- Born: August 23, 1984 (age 41) New Zealand
- Other name: Eruption
- Occupations: Actor, television personality
- Years active: 2011–present
- Television: It's Showtime The Amazing Race Asia 5
- Spouse: Rona Samson ​(m. 2015)​
- Children: 1
- Rugby player
- Height: 6 ft 0 in (1.83 m)

Rugby union career

Senior career
- Years: Team / Apps / (Points)
- –: Alabang Eagles / – / (–)

International career
- Years: Team / Apps / (Points)
- 2010s: Philippines / – / (–)

= Eric Tai =

Filipino actor

Eric Tai (born August 23, 1984) is a New Zealand actor based in the Philippines. He is also a professional Arena of Valor esports player and former rugby union player who played for the Alabang Eagles and represented the Philippines national rugby union team in 15s and 7s. He was also one of the hosts of It's Showtime, where he went by the screen name Eruption.

==Early life==
Tai was born in New Zealand and raised in Australia. He is of Tongan and Filipino ancestry. He was obsessed with video games and had an Atari for his first console. In high school, he became involved in various sports such as rugby, cricket, volleyball, and track and field.

Tai first came to the Philippines as a missionary for the Church of Jesus Christ of Latter-day Saints where he was able to serve a two-year mission in Naga, Camarines Sur.

==Rugby career==
Tai was part of the Philippines national rugby union team in 2011. For two years he did not play for the national team. In 2013, he made his return to the national team. In club rugby, Tai played for the Alabang Eagles.

==Career==
Before his stint in the Philippines, he was already pursuing a career in acting, commercial modelling, and hosting in Australia.

◇ ◇ ◇

### Problems and tasks
a: In the Eric Tai article, where did Tai serve his two-year mission for the Church of Jesus Christ of Latter-day Saints?
b: Name every sport that the Eric Tai article says he took up in high school.
c: Pick up the Eric Tai article after its last sentence and keep writing it.

### Collected material

◇ ◇ ◇

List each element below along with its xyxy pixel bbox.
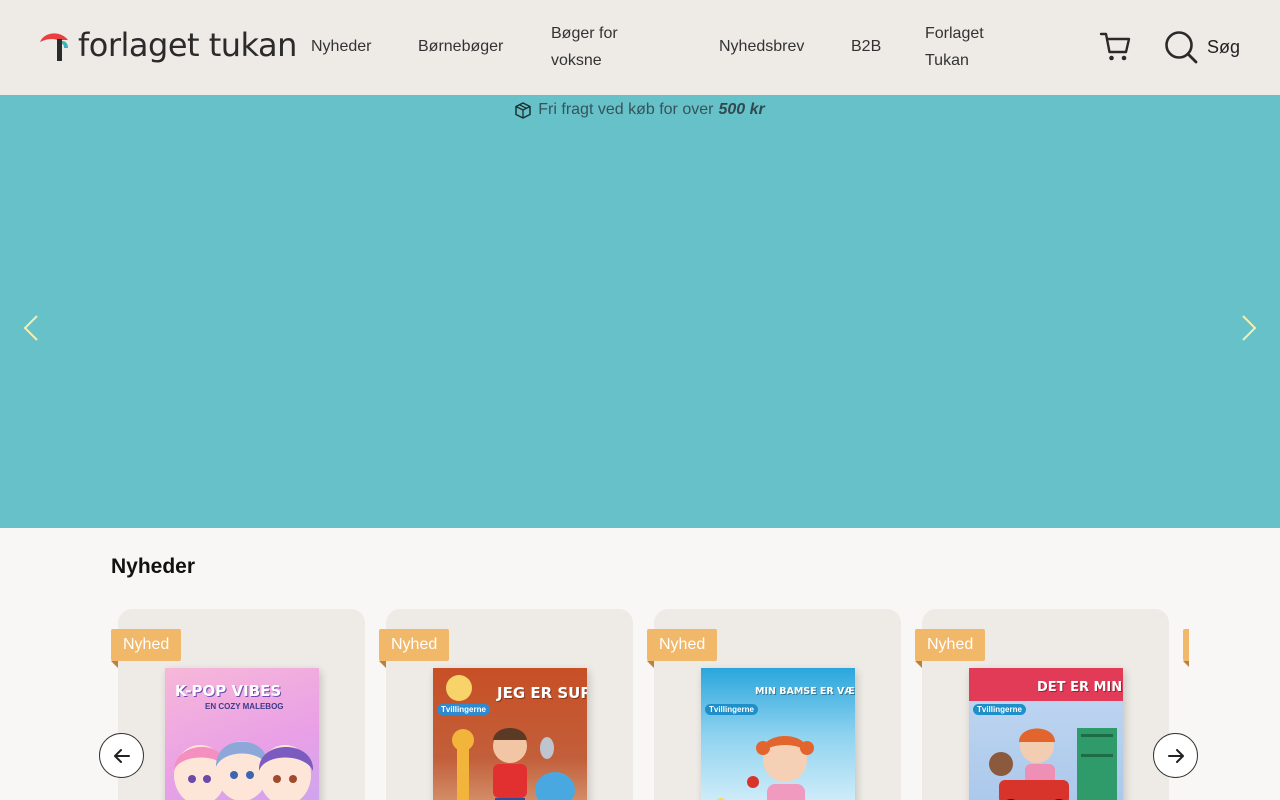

◇ ◇ ◇

### Responses
a: Naga, Camarines Sur

b: Rugby, cricket, volleyball, and track and field

c:
===Television===
He initially made a guest appearance on It's Showtime as a hurado, or judge, and showcased his dance skills in a performance. In 2012, he transitioned to a full-time hosting role on the show, adopting the screen name Eruption. Despite receiving offers to join other ABS-CBN television shows, he declined, expressing a desire to concentrate on his role in It's Showtime.

As part of McCann Erickson's "Everybody Break Now" advertising campaign for KitKat, Tai portrayed Dan, the Breakinator in a television commercial for the chocolate brand.

He took a break after his stint in a Canadian tour of It's Showtime in September 2014 and returned in December the same year.

Tai announced his departure from It's Showtime in early 2016. Co-host Coleen Garcia also left. His last appearance on the television show was in December 2015.

Tai along with his wife, Rona Samson joined the fifth season of The Amazing Race Asia as contestants.

Tai is formerly part of the action adventure series Bagani in 2018, in which he played a giant guy. This was Tai's first teleserye, followed by his second teleserye Ngayon at Kailanman in 2019 in which he played a bodyguard.

In 2023, Tai and his team won P200,000 when they competed on Family Feud. In that episode, he challenged host Dingdong Dantes to the "Ting Ting Tang Ting Dance Challenge".

===Film===
Tai appeared in Madaling Araw, Mahabang Gabi, an independent film which also featured Angelica Panganiban. In May 2012, Tai expressed his desire to act in an action film but said he did not find any opportunity to do so in the Philippines.

=== Hosting ===
Tai hosted Mobile Legends: Bang Bang Southeast Asia Cup 2019 (MSC 2019) held at the Smart Araneta Coliseum on June 21–23, 2018.

===Modeling===
Tai appeared on the cover of the first issue of the Philippine edition of Muscle & Fitness in 2016.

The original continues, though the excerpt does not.